| 任务要求 |
在下面关于句子数组拆分的帖子里,提问者明确表示处理过程中不希望拆分什么?

| 原文 |
---

如何处理一个句子数组,返回另一个最长可能的句子字符数小于x的句子数组?

5

我有一个长度不同的句子数组。我们假设它看起来像这样:

sentences = [
   "Far far away, behind the word mountains, far from the countries Vokalia and Consonantia, there live the blind texts."
   "I never thought that would happen!",
   "This one?",
   "No, no, that one.",
   "Okay but please ensure your sentences are long enough to be split when longer than 100 characters, although some could be too short as well.",
   "This is also a random text like all others",
]

我需要的是基于第一个数组构建另一个句子数组,使每个元素尽可能大,但不超过100个字符。相反,长度超过100个字符的句子应该被拆分成更小的块。所以,如果原始数组中有5个句子,长度如下:
[0] => 150
[1] => 10
[2] => 35
[3] => 5
[4] => 70

然后新数组应具有以下元素长度:
[0] => 100 // Split since longer than 100 chars
[1] => 100 // 50 carried forward from [0] + 10 + 35 + 5
[2] => 70

请注意,我不希望在过程中拆分单词。

---

数据集中的条目
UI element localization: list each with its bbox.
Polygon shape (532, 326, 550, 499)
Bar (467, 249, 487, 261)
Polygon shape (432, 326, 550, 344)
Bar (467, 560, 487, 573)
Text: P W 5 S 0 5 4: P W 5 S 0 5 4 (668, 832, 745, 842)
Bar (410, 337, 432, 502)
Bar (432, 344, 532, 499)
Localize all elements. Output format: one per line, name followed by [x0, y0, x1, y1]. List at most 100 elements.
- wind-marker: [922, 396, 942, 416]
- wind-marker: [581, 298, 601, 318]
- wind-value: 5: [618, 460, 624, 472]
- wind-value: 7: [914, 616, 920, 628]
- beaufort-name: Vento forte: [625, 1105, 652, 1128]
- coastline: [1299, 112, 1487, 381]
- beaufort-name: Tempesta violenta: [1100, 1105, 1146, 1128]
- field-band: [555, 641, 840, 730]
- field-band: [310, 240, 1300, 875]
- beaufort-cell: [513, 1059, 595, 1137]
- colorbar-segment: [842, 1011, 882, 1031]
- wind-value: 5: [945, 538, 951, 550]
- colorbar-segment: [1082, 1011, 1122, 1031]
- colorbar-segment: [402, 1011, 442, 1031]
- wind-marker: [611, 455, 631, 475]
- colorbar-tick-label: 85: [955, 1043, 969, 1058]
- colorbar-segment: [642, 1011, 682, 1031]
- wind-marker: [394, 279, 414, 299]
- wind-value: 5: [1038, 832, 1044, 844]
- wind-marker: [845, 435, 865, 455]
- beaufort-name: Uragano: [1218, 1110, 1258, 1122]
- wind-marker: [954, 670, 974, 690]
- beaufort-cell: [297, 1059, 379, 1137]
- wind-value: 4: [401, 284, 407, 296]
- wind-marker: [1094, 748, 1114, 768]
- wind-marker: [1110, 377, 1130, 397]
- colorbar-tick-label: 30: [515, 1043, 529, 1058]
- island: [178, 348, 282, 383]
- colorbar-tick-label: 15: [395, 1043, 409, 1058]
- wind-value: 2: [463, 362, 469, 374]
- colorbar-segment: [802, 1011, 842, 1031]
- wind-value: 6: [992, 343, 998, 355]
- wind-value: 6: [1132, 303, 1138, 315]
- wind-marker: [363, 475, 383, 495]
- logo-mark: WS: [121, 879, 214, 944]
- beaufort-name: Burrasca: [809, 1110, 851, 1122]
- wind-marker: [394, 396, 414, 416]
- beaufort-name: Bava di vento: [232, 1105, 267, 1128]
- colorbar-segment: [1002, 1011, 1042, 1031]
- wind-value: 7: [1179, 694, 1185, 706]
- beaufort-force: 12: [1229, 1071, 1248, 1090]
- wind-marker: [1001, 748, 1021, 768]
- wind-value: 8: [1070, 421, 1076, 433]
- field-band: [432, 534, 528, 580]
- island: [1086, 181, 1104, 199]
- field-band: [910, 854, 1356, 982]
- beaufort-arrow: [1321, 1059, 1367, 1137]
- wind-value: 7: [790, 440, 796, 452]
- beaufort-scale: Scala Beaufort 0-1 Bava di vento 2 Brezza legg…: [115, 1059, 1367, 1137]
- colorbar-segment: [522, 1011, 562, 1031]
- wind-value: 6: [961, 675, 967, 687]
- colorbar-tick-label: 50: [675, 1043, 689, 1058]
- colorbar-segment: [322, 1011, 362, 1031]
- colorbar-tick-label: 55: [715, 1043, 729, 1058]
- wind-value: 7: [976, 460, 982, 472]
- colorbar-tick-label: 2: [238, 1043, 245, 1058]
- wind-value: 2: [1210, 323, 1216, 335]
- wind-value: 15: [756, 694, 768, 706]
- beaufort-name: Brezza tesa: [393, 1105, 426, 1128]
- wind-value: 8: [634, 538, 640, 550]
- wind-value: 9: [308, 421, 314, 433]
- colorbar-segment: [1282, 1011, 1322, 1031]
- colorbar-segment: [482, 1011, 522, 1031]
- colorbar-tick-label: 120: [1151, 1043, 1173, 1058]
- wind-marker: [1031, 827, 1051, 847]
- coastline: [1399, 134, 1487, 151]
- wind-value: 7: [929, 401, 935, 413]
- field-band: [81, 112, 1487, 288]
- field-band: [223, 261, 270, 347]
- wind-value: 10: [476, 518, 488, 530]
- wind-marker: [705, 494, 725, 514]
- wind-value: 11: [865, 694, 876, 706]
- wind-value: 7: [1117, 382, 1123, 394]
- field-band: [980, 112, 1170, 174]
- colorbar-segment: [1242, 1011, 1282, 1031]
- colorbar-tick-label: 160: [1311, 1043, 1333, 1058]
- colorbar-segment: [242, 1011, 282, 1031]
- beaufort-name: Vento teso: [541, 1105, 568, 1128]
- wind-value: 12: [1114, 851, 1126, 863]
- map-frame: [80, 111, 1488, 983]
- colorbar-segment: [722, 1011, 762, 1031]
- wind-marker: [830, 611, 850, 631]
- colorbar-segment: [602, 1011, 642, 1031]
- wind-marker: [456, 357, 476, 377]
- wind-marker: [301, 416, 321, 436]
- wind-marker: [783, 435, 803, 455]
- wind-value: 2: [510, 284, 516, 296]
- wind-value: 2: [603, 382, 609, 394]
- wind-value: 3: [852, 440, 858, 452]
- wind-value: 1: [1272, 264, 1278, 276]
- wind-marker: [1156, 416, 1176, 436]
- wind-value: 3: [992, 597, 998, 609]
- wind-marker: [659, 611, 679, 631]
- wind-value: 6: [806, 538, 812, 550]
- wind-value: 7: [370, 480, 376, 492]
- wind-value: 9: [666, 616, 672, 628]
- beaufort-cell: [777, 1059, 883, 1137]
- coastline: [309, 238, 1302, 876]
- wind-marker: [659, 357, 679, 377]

---

| 参考答案 |
不希望拆分单词。